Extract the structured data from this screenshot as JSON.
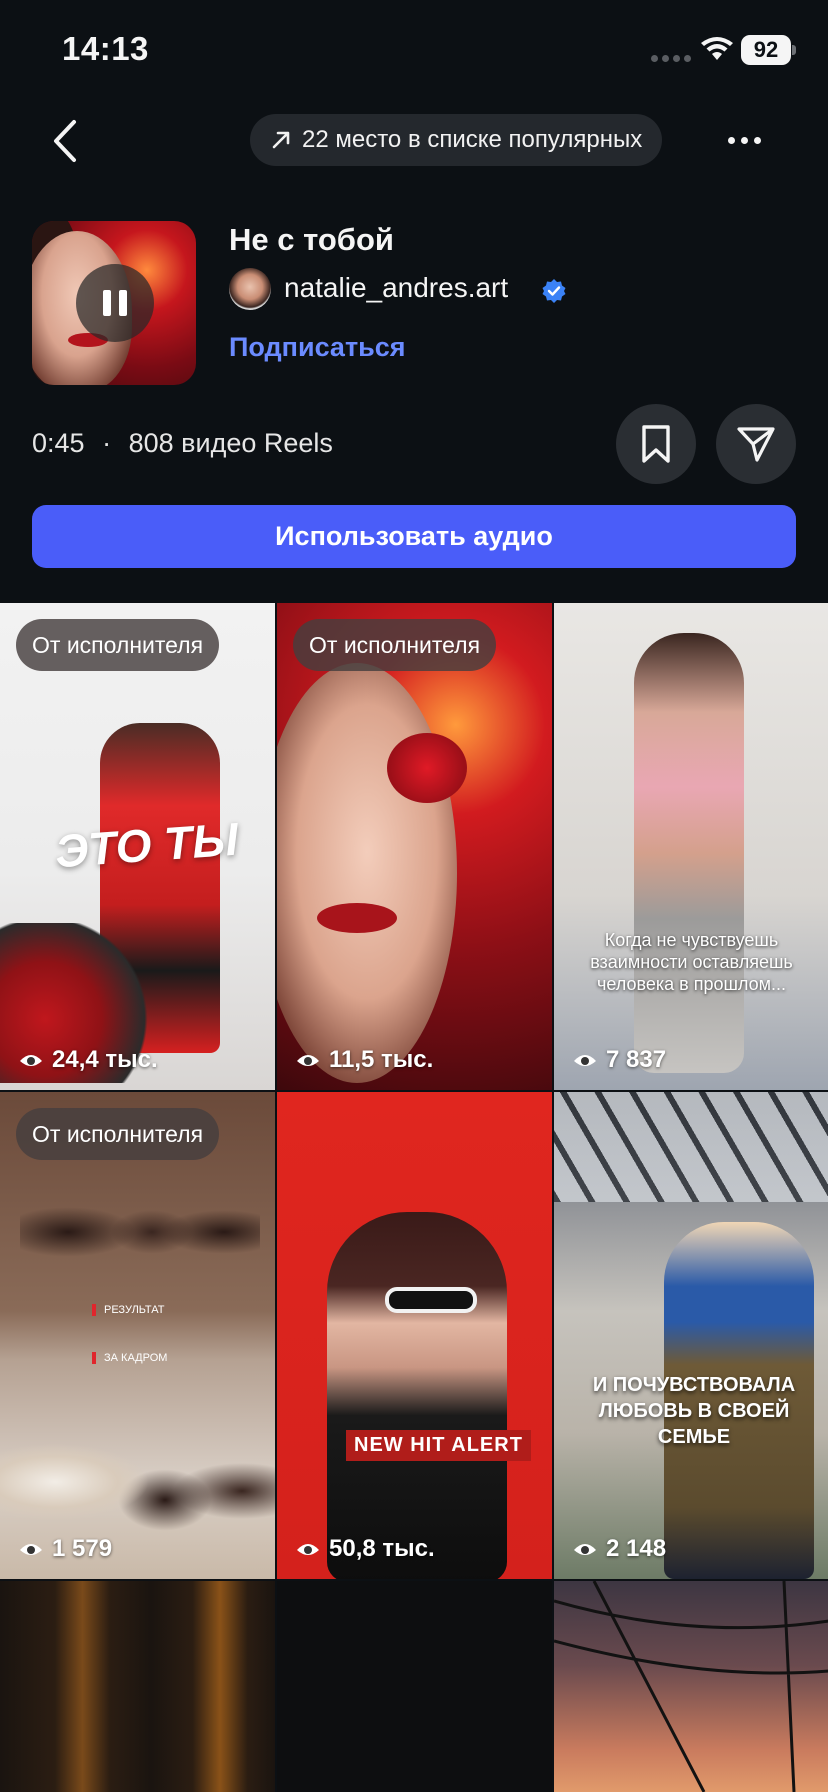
{
  "status_bar": {
    "time": "14:13",
    "battery": "92"
  },
  "header": {
    "chart_label": "22 место в списке популярных"
  },
  "song": {
    "title": "Не с тобой",
    "artist": "natalie_andres.art",
    "follow_label": "Подписаться",
    "duration": "0:45",
    "separator": "·",
    "reels_count": "808 видео Reels"
  },
  "use_audio_label": "Использовать аудио",
  "colors": {
    "accent": "#4a5df9",
    "link": "#6b8bff",
    "verified": "#3b82f6",
    "background": "#0c1014"
  },
  "reels": [
    {
      "badge": "От исполнителя",
      "views": "24,4 тыс.",
      "overlay": "ЭТО ТЫ"
    },
    {
      "badge": "От исполнителя",
      "views": "11,5 тыс."
    },
    {
      "views": "7 837",
      "caption": "Когда не чувствуешь взаимности оставляешь человека в прошлом..."
    },
    {
      "badge": "От исполнителя",
      "views": "1 579",
      "label_top": "РЕЗУЛЬТАТ",
      "label_bottom": "ЗА КАДРОМ"
    },
    {
      "views": "50,8 тыс.",
      "overlay": "NEW HIT ALERT"
    },
    {
      "views": "2 148",
      "overlay": "И ПОЧУВСТВОВАЛА ЛЮБОВЬ В СВОЕЙ СЕМЬЕ"
    },
    {},
    {},
    {}
  ]
}
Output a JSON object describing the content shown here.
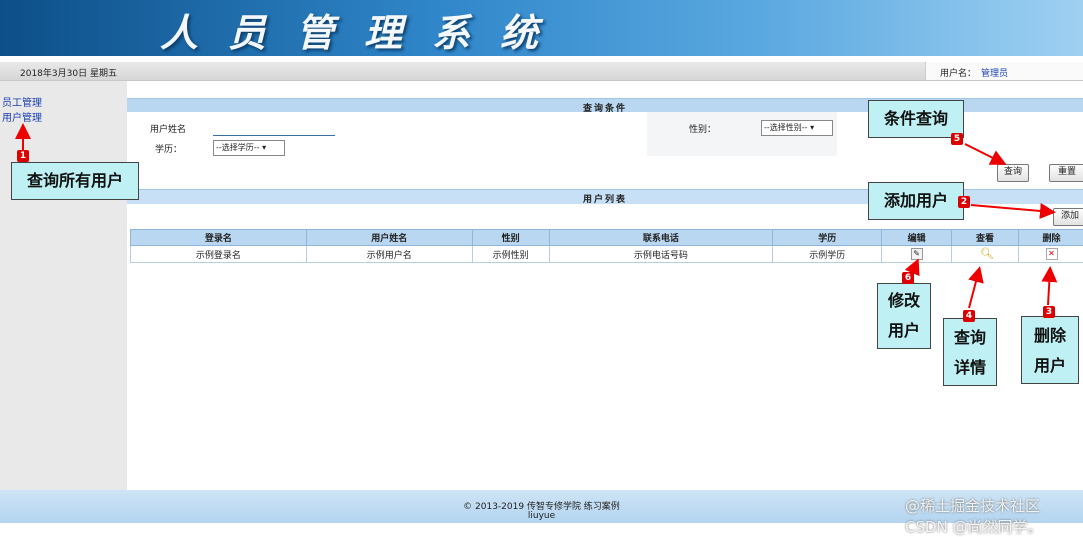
{
  "header": {
    "title": "人员管理系统"
  },
  "topbar": {
    "date": "2018年3月30日 星期五",
    "user_label": "用户名：",
    "user_name": "管理员"
  },
  "sidebar": {
    "items": [
      {
        "label": "员工管理"
      },
      {
        "label": "用户管理"
      }
    ]
  },
  "query": {
    "section_title": "查询条件",
    "name_label": "用户姓名",
    "gender_label": "性别：",
    "gender_select": "--选择性别--",
    "edu_label": "学历：",
    "edu_select": "--选择学历--",
    "search_button": "查询",
    "reset_button": "重置"
  },
  "list": {
    "section_title": "用户列表",
    "add_button": "添加",
    "columns": [
      "登录名",
      "用户姓名",
      "性别",
      "联系电话",
      "学历",
      "编辑",
      "查看",
      "删除"
    ],
    "rows": [
      {
        "login": "示例登录名",
        "name": "示例用户名",
        "gender": "示例性别",
        "phone": "示例电话号码",
        "edu": "示例学历"
      }
    ]
  },
  "footer": {
    "line1": "© 2013-2019 传智专修学院 练习案例",
    "line2": "liuyue"
  },
  "annotations": {
    "a1": {
      "badge": "1",
      "text": "查询所有用户"
    },
    "a2": {
      "badge": "2",
      "text": "添加用户"
    },
    "a3": {
      "badge": "3",
      "text": "删除用户"
    },
    "a4": {
      "badge": "4",
      "text": "查询详情"
    },
    "a5": {
      "badge": "5",
      "text": "条件查询"
    },
    "a6": {
      "badge": "6",
      "text": "修改用户"
    }
  },
  "watermark": "@稀土掘金技术社区 CSDN @尚然同学。",
  "colors": {
    "banner": "#2f86c9",
    "section": "#b9d7f1",
    "callout": "#bff1f4",
    "badge": "#dd0000",
    "link": "#1a3fb0"
  },
  "icons": {
    "edit": "pencil-icon",
    "view": "magnifier-icon",
    "delete": "close-icon"
  }
}
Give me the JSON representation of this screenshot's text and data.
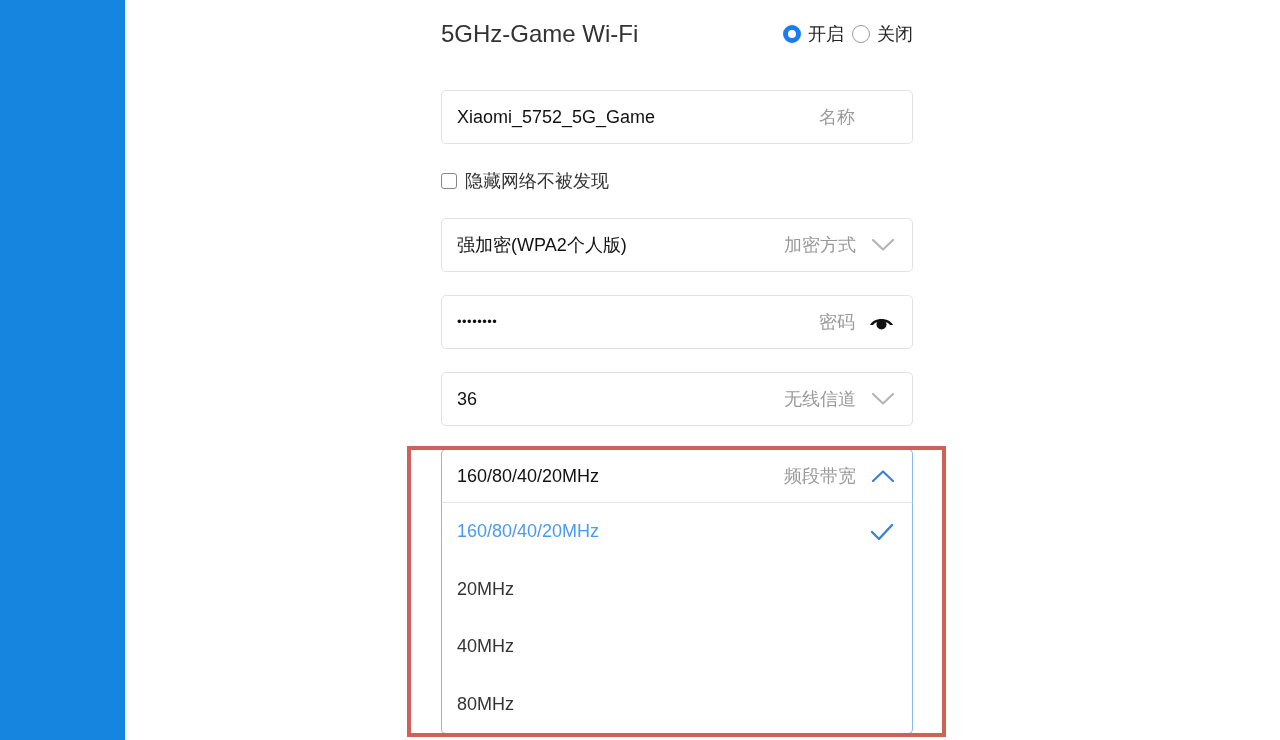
{
  "section": {
    "title": "5GHz-Game Wi-Fi",
    "power_options": [
      {
        "label": "开启",
        "selected": true
      },
      {
        "label": "关闭",
        "selected": false
      }
    ]
  },
  "network_name": {
    "value": "Xiaomi_5752_5G_Game",
    "label": "名称"
  },
  "hide_network": {
    "label": "隐藏网络不被发现",
    "checked": false
  },
  "encryption": {
    "value": "强加密(WPA2个人版)",
    "label": "加密方式",
    "expanded": false
  },
  "password": {
    "value": "••••••••",
    "label": "密码"
  },
  "channel": {
    "value": "36",
    "label": "无线信道",
    "expanded": false
  },
  "bandwidth": {
    "value": "160/80/40/20MHz",
    "label": "频段带宽",
    "expanded": true,
    "highlighted": true,
    "options": [
      {
        "label": "160/80/40/20MHz",
        "selected": true
      },
      {
        "label": "20MHz",
        "selected": false
      },
      {
        "label": "40MHz",
        "selected": false
      },
      {
        "label": "80MHz",
        "selected": false
      }
    ]
  }
}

☆ ☆ ☆

• Exercise brief:
Copy the whole listing above word for word but do not carry over the pictures.

• Solution to this exercise:
Extract the structured data from this screenshot as JSON.
{
  "status_bar": {
    "time": "14:13",
    "battery": "92"
  },
  "header": {
    "chart_label": "22 место в списке популярных"
  },
  "song": {
    "title": "Не с тобой",
    "artist": "natalie_andres.art",
    "follow_label": "Подписаться",
    "duration": "0:45",
    "separator": "·",
    "reels_count": "808 видео Reels"
  },
  "use_audio_label": "Использовать аудио",
  "colors": {
    "accent": "#4a5df9",
    "link": "#6b8bff",
    "verified": "#3b82f6",
    "background": "#0c1014"
  },
  "reels": [
    {
      "badge": "От исполнителя",
      "views": "24,4 тыс.",
      "overlay": "ЭТО ТЫ"
    },
    {
      "badge": "От исполнителя",
      "views": "11,5 тыс."
    },
    {
      "views": "7 837",
      "caption": "Когда не чувствуешь взаимности оставляешь человека в прошлом..."
    },
    {
      "badge": "От исполнителя",
      "views": "1 579",
      "label_top": "РЕЗУЛЬТАТ",
      "label_bottom": "ЗА КАДРОМ"
    },
    {
      "views": "50,8 тыс.",
      "overlay": "NEW HIT ALERT"
    },
    {
      "views": "2 148",
      "overlay": "И ПОЧУВСТВОВАЛА ЛЮБОВЬ В СВОЕЙ СЕМЬЕ"
    },
    {},
    {},
    {}
  ]
}
Output a JSON object describing the content shown here.
{
  "header": {
    "title": "人员管理系统"
  },
  "topbar": {
    "date": "2018年3月30日 星期五",
    "user_label": "用户名：",
    "user_name": "管理员"
  },
  "sidebar": {
    "items": [
      {
        "label": "员工管理"
      },
      {
        "label": "用户管理"
      }
    ]
  },
  "query": {
    "section_title": "查询条件",
    "name_label": "用户姓名",
    "gender_label": "性别：",
    "gender_select": "--选择性别--",
    "edu_label": "学历：",
    "edu_select": "--选择学历--",
    "search_button": "查询",
    "reset_button": "重置"
  },
  "list": {
    "section_title": "用户列表",
    "add_button": "添加",
    "columns": [
      "登录名",
      "用户姓名",
      "性别",
      "联系电话",
      "学历",
      "编辑",
      "查看",
      "删除"
    ],
    "rows": [
      {
        "login": "示例登录名",
        "name": "示例用户名",
        "gender": "示例性别",
        "phone": "示例电话号码",
        "edu": "示例学历"
      }
    ]
  },
  "footer": {
    "line1": "© 2013-2019 传智专修学院 练习案例",
    "line2": "liuyue"
  },
  "annotations": {
    "a1": {
      "badge": "1",
      "text": "查询所有用户"
    },
    "a2": {
      "badge": "2",
      "text": "添加用户"
    },
    "a3": {
      "badge": "3",
      "text": "删除用户"
    },
    "a4": {
      "badge": "4",
      "text": "查询详情"
    },
    "a5": {
      "badge": "5",
      "text": "条件查询"
    },
    "a6": {
      "badge": "6",
      "text": "修改用户"
    }
  },
  "watermark": "@稀土掘金技术社区 CSDN @尚然同学。",
  "colors": {
    "banner": "#2f86c9",
    "section": "#b9d7f1",
    "callout": "#bff1f4",
    "badge": "#dd0000",
    "link": "#1a3fb0"
  },
  "icons": {
    "edit": "pencil-icon",
    "view": "magnifier-icon",
    "delete": "close-icon"
  }
}
Give me the JSON representation of this screenshot's text and data.
{
  "section": {
    "title": "5GHz-Game Wi-Fi",
    "power_options": [
      {
        "label": "开启",
        "selected": true
      },
      {
        "label": "关闭",
        "selected": false
      }
    ]
  },
  "network_name": {
    "value": "Xiaomi_5752_5G_Game",
    "label": "名称"
  },
  "hide_network": {
    "label": "隐藏网络不被发现",
    "checked": false
  },
  "encryption": {
    "value": "强加密(WPA2个人版)",
    "label": "加密方式",
    "expanded": false
  },
  "password": {
    "value": "••••••••",
    "label": "密码"
  },
  "channel": {
    "value": "36",
    "label": "无线信道",
    "expanded": false
  },
  "bandwidth": {
    "value": "160/80/40/20MHz",
    "label": "频段带宽",
    "expanded": true,
    "highlighted": true,
    "options": [
      {
        "label": "160/80/40/20MHz",
        "selected": true
      },
      {
        "label": "20MHz",
        "selected": false
      },
      {
        "label": "40MHz",
        "selected": false
      },
      {
        "label": "80MHz",
        "selected": false
      }
    ]
  }
}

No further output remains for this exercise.